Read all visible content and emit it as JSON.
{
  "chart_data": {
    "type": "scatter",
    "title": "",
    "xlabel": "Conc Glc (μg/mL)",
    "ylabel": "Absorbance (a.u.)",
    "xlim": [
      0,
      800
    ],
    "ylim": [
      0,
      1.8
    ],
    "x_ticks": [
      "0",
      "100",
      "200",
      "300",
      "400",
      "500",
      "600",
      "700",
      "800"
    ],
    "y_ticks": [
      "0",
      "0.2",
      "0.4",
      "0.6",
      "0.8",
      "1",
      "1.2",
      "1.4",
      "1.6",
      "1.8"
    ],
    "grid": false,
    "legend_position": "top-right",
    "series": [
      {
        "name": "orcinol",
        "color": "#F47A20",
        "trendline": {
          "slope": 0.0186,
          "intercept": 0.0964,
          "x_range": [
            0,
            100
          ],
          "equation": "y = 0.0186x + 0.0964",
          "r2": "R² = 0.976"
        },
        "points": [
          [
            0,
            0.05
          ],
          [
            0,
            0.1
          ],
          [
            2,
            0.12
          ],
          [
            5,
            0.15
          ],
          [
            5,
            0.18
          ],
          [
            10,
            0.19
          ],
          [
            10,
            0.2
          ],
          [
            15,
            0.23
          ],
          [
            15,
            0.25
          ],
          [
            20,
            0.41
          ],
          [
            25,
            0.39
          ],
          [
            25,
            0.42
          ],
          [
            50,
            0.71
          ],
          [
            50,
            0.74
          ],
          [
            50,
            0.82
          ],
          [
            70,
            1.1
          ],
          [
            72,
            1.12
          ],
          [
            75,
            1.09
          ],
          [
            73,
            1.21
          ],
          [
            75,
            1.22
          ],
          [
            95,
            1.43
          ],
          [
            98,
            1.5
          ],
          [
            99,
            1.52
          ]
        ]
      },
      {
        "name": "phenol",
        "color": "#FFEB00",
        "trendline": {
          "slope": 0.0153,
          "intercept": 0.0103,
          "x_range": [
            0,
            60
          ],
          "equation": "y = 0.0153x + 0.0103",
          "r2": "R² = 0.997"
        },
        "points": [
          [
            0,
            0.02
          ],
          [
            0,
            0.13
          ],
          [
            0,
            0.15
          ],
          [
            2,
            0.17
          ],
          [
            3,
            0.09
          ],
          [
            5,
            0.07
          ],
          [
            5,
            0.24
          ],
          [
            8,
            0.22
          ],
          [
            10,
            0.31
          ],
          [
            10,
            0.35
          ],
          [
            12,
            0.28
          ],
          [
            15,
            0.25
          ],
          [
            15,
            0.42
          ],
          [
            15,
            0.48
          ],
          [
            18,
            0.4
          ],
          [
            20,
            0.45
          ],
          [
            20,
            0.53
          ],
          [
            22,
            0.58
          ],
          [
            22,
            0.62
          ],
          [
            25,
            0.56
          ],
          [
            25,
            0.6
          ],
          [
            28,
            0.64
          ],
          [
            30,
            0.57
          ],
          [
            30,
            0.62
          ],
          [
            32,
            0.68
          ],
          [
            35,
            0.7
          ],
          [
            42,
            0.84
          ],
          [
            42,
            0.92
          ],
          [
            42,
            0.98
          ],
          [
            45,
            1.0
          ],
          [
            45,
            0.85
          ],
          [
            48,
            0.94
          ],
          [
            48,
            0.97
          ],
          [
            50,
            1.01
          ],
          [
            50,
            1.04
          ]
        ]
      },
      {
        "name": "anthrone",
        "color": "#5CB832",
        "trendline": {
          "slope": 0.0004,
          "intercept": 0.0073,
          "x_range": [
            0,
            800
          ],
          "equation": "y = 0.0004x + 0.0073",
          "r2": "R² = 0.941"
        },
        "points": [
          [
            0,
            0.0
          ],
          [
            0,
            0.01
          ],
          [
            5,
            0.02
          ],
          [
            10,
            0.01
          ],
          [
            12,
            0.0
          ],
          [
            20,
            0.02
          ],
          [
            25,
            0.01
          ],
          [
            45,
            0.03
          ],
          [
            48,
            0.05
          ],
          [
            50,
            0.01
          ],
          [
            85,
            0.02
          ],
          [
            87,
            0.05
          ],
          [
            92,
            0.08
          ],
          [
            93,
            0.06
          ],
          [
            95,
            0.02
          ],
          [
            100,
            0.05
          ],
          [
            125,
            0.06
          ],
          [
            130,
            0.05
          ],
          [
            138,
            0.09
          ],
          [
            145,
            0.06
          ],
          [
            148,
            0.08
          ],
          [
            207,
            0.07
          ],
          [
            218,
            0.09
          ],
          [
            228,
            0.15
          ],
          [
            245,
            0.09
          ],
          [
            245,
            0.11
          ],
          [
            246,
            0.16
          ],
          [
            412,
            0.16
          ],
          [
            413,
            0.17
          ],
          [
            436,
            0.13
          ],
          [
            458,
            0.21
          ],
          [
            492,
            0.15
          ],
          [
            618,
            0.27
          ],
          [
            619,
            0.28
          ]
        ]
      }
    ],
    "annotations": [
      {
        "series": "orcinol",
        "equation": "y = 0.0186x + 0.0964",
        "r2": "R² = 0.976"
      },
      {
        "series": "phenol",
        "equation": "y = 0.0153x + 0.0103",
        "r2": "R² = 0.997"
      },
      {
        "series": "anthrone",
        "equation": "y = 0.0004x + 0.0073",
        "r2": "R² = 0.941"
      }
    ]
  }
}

================================

REQUIRED WORK: List the lines that contain the word "equation".

EXERCISE SOLUTION:
          "equation": "y = 0.0186x + 0.0964",
          "equation": "y = 0.0153x + 0.0103",
          "equation": "y = 0.0004x + 0.0073",
        "equation": "y = 0.0186x + 0.0964",
        "equation": "y = 0.0153x + 0.0103",
        "equation": "y = 0.0004x + 0.0073",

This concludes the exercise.